> **GIVEN EXERCISE**: Leave out the pictures, then reproduce the rest of the material exactly.

> **LISTED RECORDS**:
***

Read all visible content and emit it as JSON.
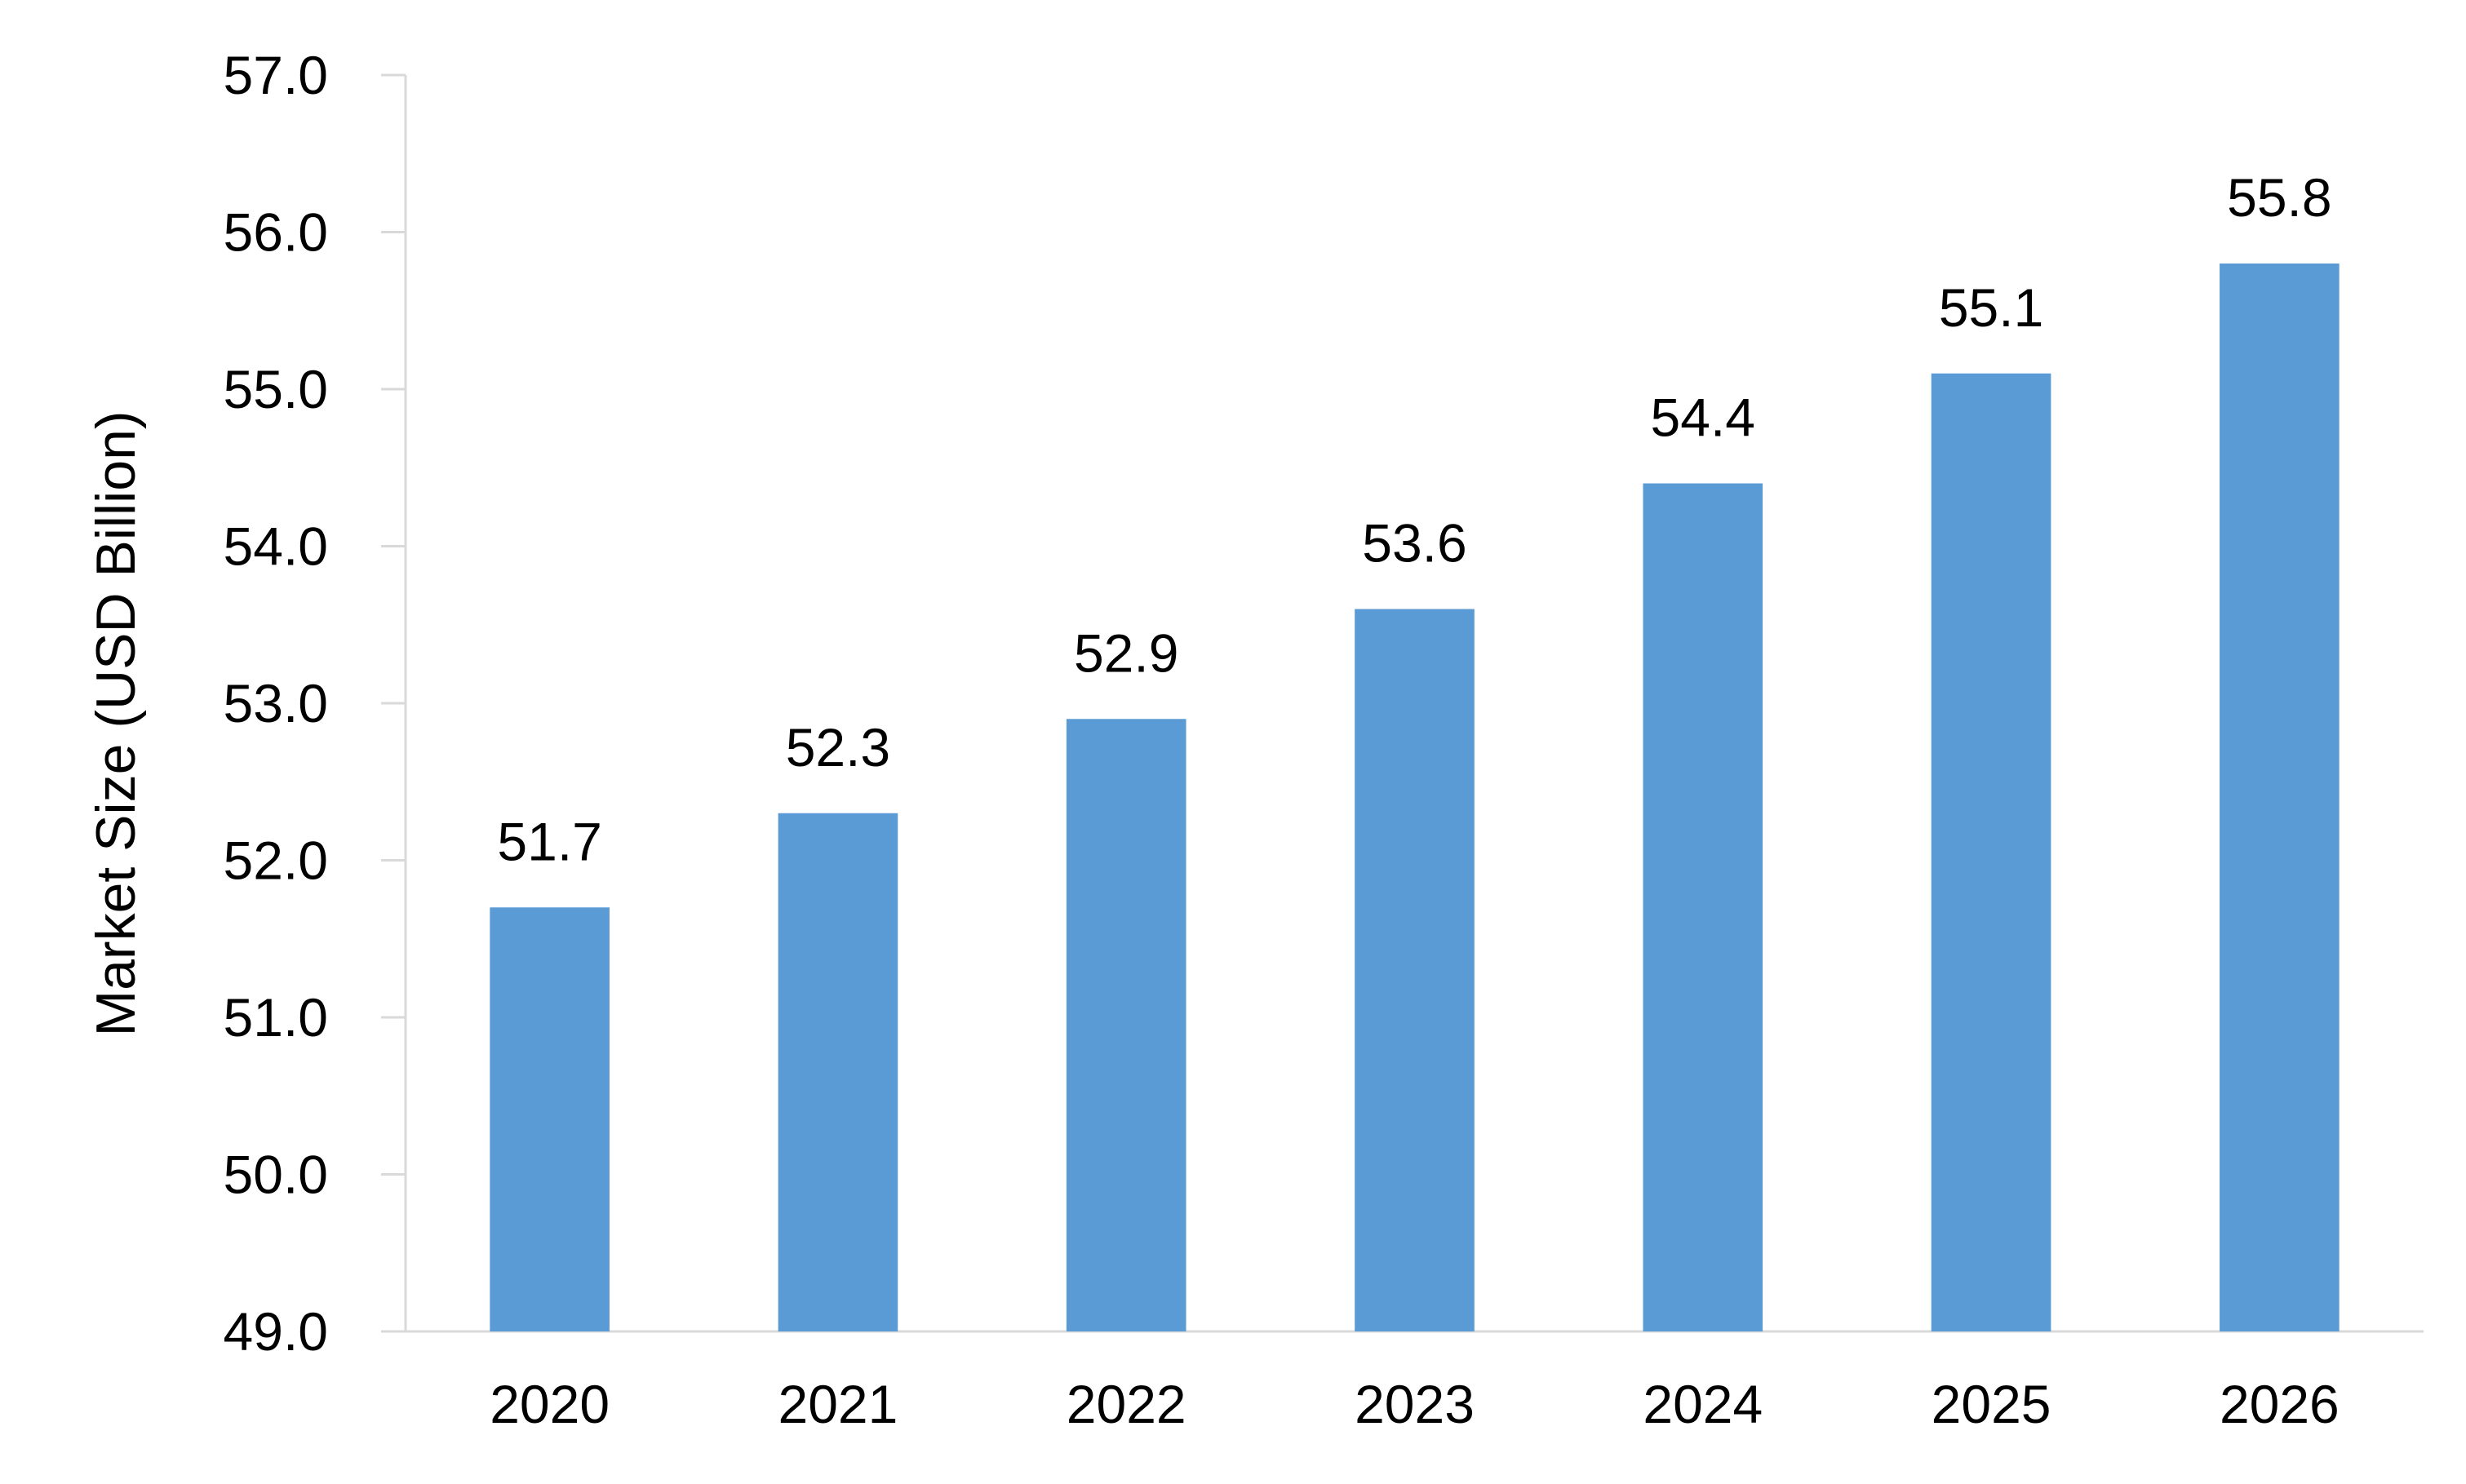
{
  "chart_data": {
    "type": "bar",
    "title": "",
    "xlabel": "",
    "ylabel": "Market Size (USD Billion)",
    "categories": [
      "2020",
      "2021",
      "2022",
      "2023",
      "2024",
      "2025",
      "2026"
    ],
    "values": [
      51.7,
      52.3,
      52.9,
      53.6,
      54.4,
      55.1,
      55.8
    ],
    "value_labels": [
      "51.7",
      "52.3",
      "52.9",
      "53.6",
      "54.4",
      "55.1",
      "55.8"
    ],
    "ylim": [
      49.0,
      57.0
    ],
    "y_ticks": [
      "49.0",
      "50.0",
      "51.0",
      "52.0",
      "53.0",
      "54.0",
      "55.0",
      "56.0",
      "57.0"
    ],
    "grid": false,
    "legend": "none",
    "bar_color": "#5B9BD5",
    "axis_color": "#D9D9D9"
  }
}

***

> **ANSWER FOR THIS EXERCISE**:
Read all visible content and emit it as JSON.
{
  "chart_data": {
    "type": "bar",
    "title": "",
    "xlabel": "",
    "ylabel": "Market Size (USD Billion)",
    "categories": [
      "2020",
      "2021",
      "2022",
      "2023",
      "2024",
      "2025",
      "2026"
    ],
    "values": [
      51.7,
      52.3,
      52.9,
      53.6,
      54.4,
      55.1,
      55.8
    ],
    "value_labels": [
      "51.7",
      "52.3",
      "52.9",
      "53.6",
      "54.4",
      "55.1",
      "55.8"
    ],
    "ylim": [
      49.0,
      57.0
    ],
    "y_ticks": [
      "49.0",
      "50.0",
      "51.0",
      "52.0",
      "53.0",
      "54.0",
      "55.0",
      "56.0",
      "57.0"
    ],
    "grid": false,
    "legend": "none",
    "bar_color": "#5B9BD5",
    "axis_color": "#D9D9D9"
  }
}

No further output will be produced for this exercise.